Start
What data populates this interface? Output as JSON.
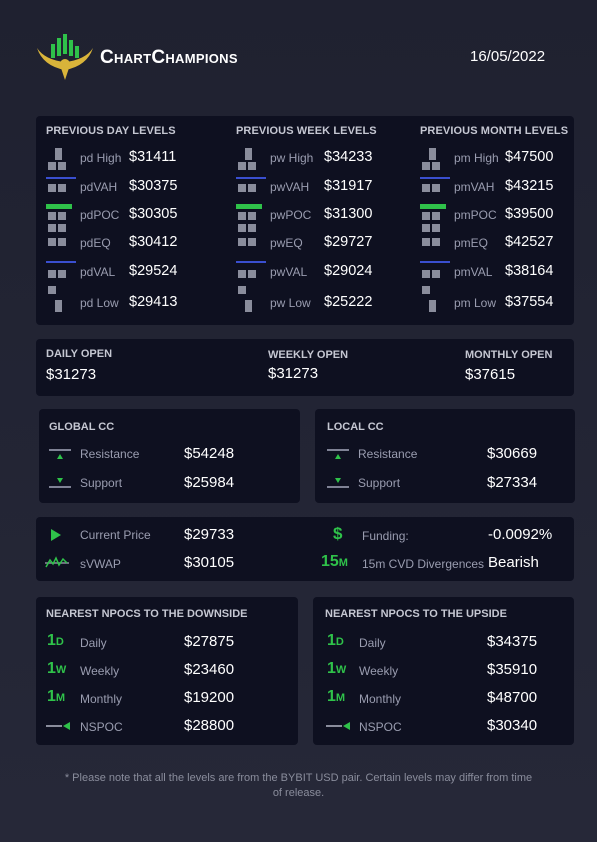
{
  "header": {
    "brand": "ChartChampions",
    "date": "16/05/2022"
  },
  "levels": {
    "day": {
      "title": "PREVIOUS DAY LEVELS",
      "rows": [
        {
          "label": "pd High",
          "value": "$31411"
        },
        {
          "label": "pdVAH",
          "value": "$30375"
        },
        {
          "label": "pdPOC",
          "value": "$30305"
        },
        {
          "label": "pdEQ",
          "value": "$30412"
        },
        {
          "label": "pdVAL",
          "value": "$29524"
        },
        {
          "label": "pd Low",
          "value": "$29413"
        }
      ]
    },
    "week": {
      "title": "PREVIOUS WEEK LEVELS",
      "rows": [
        {
          "label": "pw High",
          "value": "$34233"
        },
        {
          "label": "pwVAH",
          "value": "$31917"
        },
        {
          "label": "pwPOC",
          "value": "$31300"
        },
        {
          "label": "pwEQ",
          "value": "$29727"
        },
        {
          "label": "pwVAL",
          "value": "$29024"
        },
        {
          "label": "pw Low",
          "value": "$25222"
        }
      ]
    },
    "month": {
      "title": "PREVIOUS MONTH LEVELS",
      "rows": [
        {
          "label": "pm High",
          "value": "$47500"
        },
        {
          "label": "pmVAH",
          "value": "$43215"
        },
        {
          "label": "pmPOC",
          "value": "$39500"
        },
        {
          "label": "pmEQ",
          "value": "$42527"
        },
        {
          "label": "pmVAL",
          "value": "$38164"
        },
        {
          "label": "pm Low",
          "value": "$37554"
        }
      ]
    }
  },
  "opens": {
    "daily": {
      "label": "DAILY OPEN",
      "value": "$31273"
    },
    "weekly": {
      "label": "WEEKLY OPEN",
      "value": "$31273"
    },
    "monthly": {
      "label": "MONTHLY OPEN",
      "value": "$37615"
    }
  },
  "global_cc": {
    "title": "GLOBAL CC",
    "resistance": {
      "label": "Resistance",
      "value": "$54248"
    },
    "support": {
      "label": "Support",
      "value": "$25984"
    }
  },
  "local_cc": {
    "title": "LOCAL CC",
    "resistance": {
      "label": "Resistance",
      "value": "$30669"
    },
    "support": {
      "label": "Support",
      "value": "$27334"
    }
  },
  "market": {
    "current_price": {
      "label": "Current Price",
      "value": "$29733"
    },
    "svwap": {
      "label": "sVWAP",
      "value": "$30105"
    },
    "funding": {
      "icon_text": "$",
      "label": "Funding:",
      "value": "-0.0092%"
    },
    "cvd": {
      "icon_text": "15",
      "icon_unit": "M",
      "label": "15m CVD Divergences",
      "value": "Bearish"
    }
  },
  "npoc_down": {
    "title": "NEAREST NPOCS TO THE DOWNSIDE",
    "rows": [
      {
        "icon_num": "1",
        "icon_unit": "D",
        "label": "Daily",
        "value": "$27875"
      },
      {
        "icon_num": "1",
        "icon_unit": "W",
        "label": "Weekly",
        "value": "$23460"
      },
      {
        "icon_num": "1",
        "icon_unit": "M",
        "label": "Monthly",
        "value": "$19200"
      },
      {
        "label": "NSPOC",
        "value": "$28800"
      }
    ]
  },
  "npoc_up": {
    "title": "NEAREST NPOCS TO THE UPSIDE",
    "rows": [
      {
        "icon_num": "1",
        "icon_unit": "D",
        "label": "Daily",
        "value": "$34375"
      },
      {
        "icon_num": "1",
        "icon_unit": "W",
        "label": "Weekly",
        "value": "$35910"
      },
      {
        "icon_num": "1",
        "icon_unit": "M",
        "label": "Monthly",
        "value": "$48700"
      },
      {
        "label": "NSPOC",
        "value": "$30340"
      }
    ]
  },
  "footnote": "* Please note that all the levels are from the BYBIT USD pair. Certain levels may differ from time of release.",
  "colors": {
    "accent_green": "#2fc24a",
    "vah_val_blue": "#3a4fd0",
    "card_bg": "#0e1020",
    "page_bg": "#262838",
    "logo_gold": "#d9b43a"
  }
}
End
◆ Prompt:
Copy every record above exactly, leaving out any pictures.

◆ Solution:
What data populates this interface? Output as JSON.
{
  "header": {
    "brand": "ChartChampions",
    "date": "16/05/2022"
  },
  "levels": {
    "day": {
      "title": "PREVIOUS DAY LEVELS",
      "rows": [
        {
          "label": "pd High",
          "value": "$31411"
        },
        {
          "label": "pdVAH",
          "value": "$30375"
        },
        {
          "label": "pdPOC",
          "value": "$30305"
        },
        {
          "label": "pdEQ",
          "value": "$30412"
        },
        {
          "label": "pdVAL",
          "value": "$29524"
        },
        {
          "label": "pd Low",
          "value": "$29413"
        }
      ]
    },
    "week": {
      "title": "PREVIOUS WEEK LEVELS",
      "rows": [
        {
          "label": "pw High",
          "value": "$34233"
        },
        {
          "label": "pwVAH",
          "value": "$31917"
        },
        {
          "label": "pwPOC",
          "value": "$31300"
        },
        {
          "label": "pwEQ",
          "value": "$29727"
        },
        {
          "label": "pwVAL",
          "value": "$29024"
        },
        {
          "label": "pw Low",
          "value": "$25222"
        }
      ]
    },
    "month": {
      "title": "PREVIOUS MONTH LEVELS",
      "rows": [
        {
          "label": "pm High",
          "value": "$47500"
        },
        {
          "label": "pmVAH",
          "value": "$43215"
        },
        {
          "label": "pmPOC",
          "value": "$39500"
        },
        {
          "label": "pmEQ",
          "value": "$42527"
        },
        {
          "label": "pmVAL",
          "value": "$38164"
        },
        {
          "label": "pm Low",
          "value": "$37554"
        }
      ]
    }
  },
  "opens": {
    "daily": {
      "label": "DAILY OPEN",
      "value": "$31273"
    },
    "weekly": {
      "label": "WEEKLY OPEN",
      "value": "$31273"
    },
    "monthly": {
      "label": "MONTHLY OPEN",
      "value": "$37615"
    }
  },
  "global_cc": {
    "title": "GLOBAL CC",
    "resistance": {
      "label": "Resistance",
      "value": "$54248"
    },
    "support": {
      "label": "Support",
      "value": "$25984"
    }
  },
  "local_cc": {
    "title": "LOCAL CC",
    "resistance": {
      "label": "Resistance",
      "value": "$30669"
    },
    "support": {
      "label": "Support",
      "value": "$27334"
    }
  },
  "market": {
    "current_price": {
      "label": "Current Price",
      "value": "$29733"
    },
    "svwap": {
      "label": "sVWAP",
      "value": "$30105"
    },
    "funding": {
      "icon_text": "$",
      "label": "Funding:",
      "value": "-0.0092%"
    },
    "cvd": {
      "icon_text": "15",
      "icon_unit": "M",
      "label": "15m CVD Divergences",
      "value": "Bearish"
    }
  },
  "npoc_down": {
    "title": "NEAREST NPOCS TO THE DOWNSIDE",
    "rows": [
      {
        "icon_num": "1",
        "icon_unit": "D",
        "label": "Daily",
        "value": "$27875"
      },
      {
        "icon_num": "1",
        "icon_unit": "W",
        "label": "Weekly",
        "value": "$23460"
      },
      {
        "icon_num": "1",
        "icon_unit": "M",
        "label": "Monthly",
        "value": "$19200"
      },
      {
        "label": "NSPOC",
        "value": "$28800"
      }
    ]
  },
  "npoc_up": {
    "title": "NEAREST NPOCS TO THE UPSIDE",
    "rows": [
      {
        "icon_num": "1",
        "icon_unit": "D",
        "label": "Daily",
        "value": "$34375"
      },
      {
        "icon_num": "1",
        "icon_unit": "W",
        "label": "Weekly",
        "value": "$35910"
      },
      {
        "icon_num": "1",
        "icon_unit": "M",
        "label": "Monthly",
        "value": "$48700"
      },
      {
        "label": "NSPOC",
        "value": "$30340"
      }
    ]
  },
  "footnote": "* Please note that all the levels are from the BYBIT USD pair. Certain levels may differ from time of release.",
  "colors": {
    "accent_green": "#2fc24a",
    "vah_val_blue": "#3a4fd0",
    "card_bg": "#0e1020",
    "page_bg": "#262838",
    "logo_gold": "#d9b43a"
  }
}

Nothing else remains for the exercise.